■ Textauszug
***

Das Sea-You-Festival in Freiburg steht für musikalische Vielfalt.

Richie Hawtin hat seinen Stakkato-Sound unter Kontrolle.  | Foto: Dakov
Richie Hawtin hat seinen Stakkato-Sound unter Kontrolle. Foto: Dakov
Es ist das größte Open-Air-Festival für elektronische Clubmusik im Südwesten Deutschlands: Über 100 Künstlerinnen und Künstler sind am Wochenende auf der Sea You am Tunisee bei Freiburg aufgetreten, darunter die Techno-Legende Jeff Mills und aufstrebende Stars wie Giorgia Angiuli. Die Vielfalt des Programms zeigt, dass diese Musik in der Mitte der Gesellschaft angekommen ist.

Im Techno-Gewitter
Peitschende Rhythmuspattern aus ostinat stampfenden Bässen und wild rüttelnden Snare-Drums jagen durch das Dunkel des Techno-Zelts. Die nicht-tonalen Gebilde muss man sinnlich erfahren. Das heißt: Die Augen schließen und in die Mitte der Tanzfläche gehen. Dorthin, wo der Sound eine körperlich wahrnehmbare Energie entfaltet. Hart, härter, Drumcode. Der Mann, der diese Formel begründet hat, heißt Adam Beyer, 42, ein Hüne mit breiten Schultern und knabenhaftem Lachen. Seit 1996 führt der schwedische Produzent und Discjockey ein Plattenlabel unter diesem Namen. Der Sound, der darauf erscheint, treibt er die Minimalisierung des Techno voran. Nach ihm übernimmt Mike Bierbach alias Rødhåd das Mischpult. Vielleicht ist sein Techno-Sound sogar noch härter, muss die Formel umgeschrieben werden. Doch diese Frage beschäftigt auf dem Sea-You-Festival niemanden.

***

■ Material
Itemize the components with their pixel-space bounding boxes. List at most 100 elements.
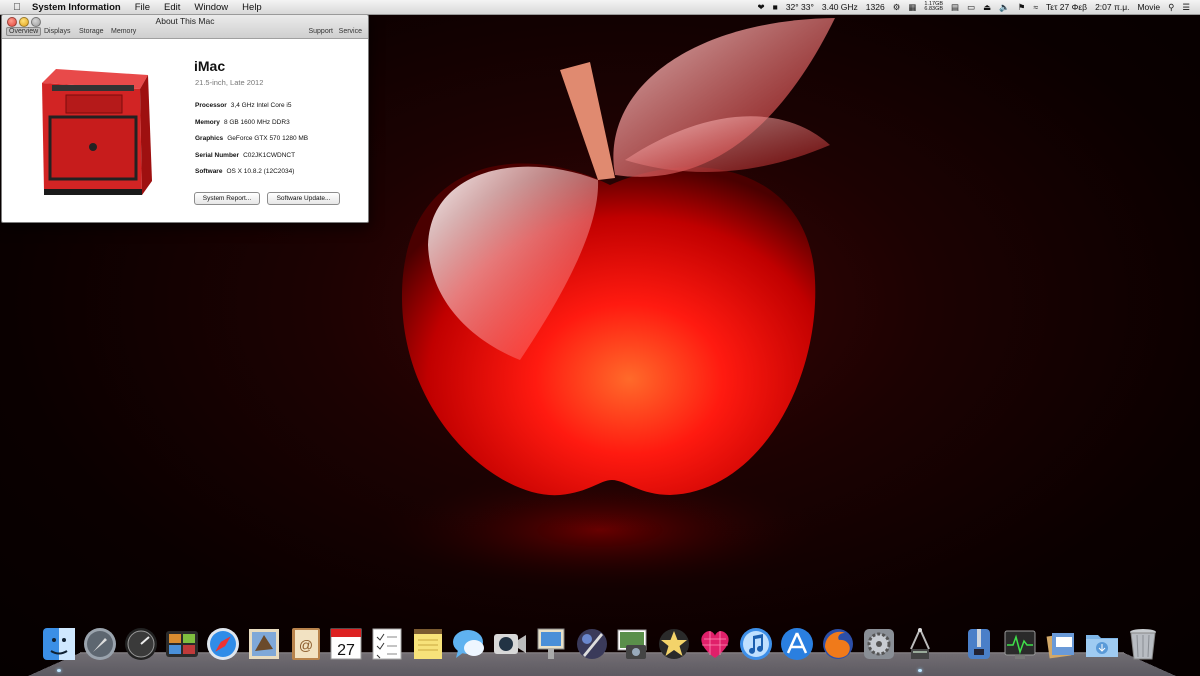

***

■ Aufgaben
(A) Übertrage aus dem Bericht über das Sea-You-Festival den Satz „Seit 1996 führt der schwedische Produzent und Discjockey ein Plattenlabel unter diesem Namen.“ ins Englische.
(B) Gib aus dem Bericht über das Sea-You-Festival den Abschnitt unverändert aus, der mit den Worten „Im Techno-Gewitter“ einsetzt und mit „dem Sea-You-Festival niemanden.“ schließt.
Die Auflistung stammt aus einer anderen Quelle.

■ Vollständige Lösungen
(A) Since 1996, the Swedish producer and disc jockey has run a record label under this name.

(B)
Im Techno-Gewitter
Peitschende Rhythmuspattern aus ostinat stampfenden Bässen und wild rüttelnden Snare-Drums jagen durch das Dunkel des Techno-Zelts. Die nicht-tonalen Gebilde muss man sinnlich erfahren. Das heißt: Die Augen schließen und in die Mitte der Tanzfläche gehen. Dorthin, wo der Sound eine körperlich wahrnehmbare Energie entfaltet. Hart, härter, Drumcode. Der Mann, der diese Formel begründet hat, heißt Adam Beyer, 42, ein Hüne mit breiten Schultern und knabenhaftem Lachen. Seit 1996 führt der schwedische Produzent und Discjockey ein Plattenlabel unter diesem Namen. Der Sound, der darauf erscheint, treibt er die Minimalisierung des Techno voran. Nach ihm übernimmt Mike Bierbach alias Rødhåd das Mischpult. Vielleicht ist sein Techno-Sound sogar noch härter, muss die Formel umgeschrieben werden. Doch diese Frage beschäftigt auf dem Sea-You-Festival niemanden.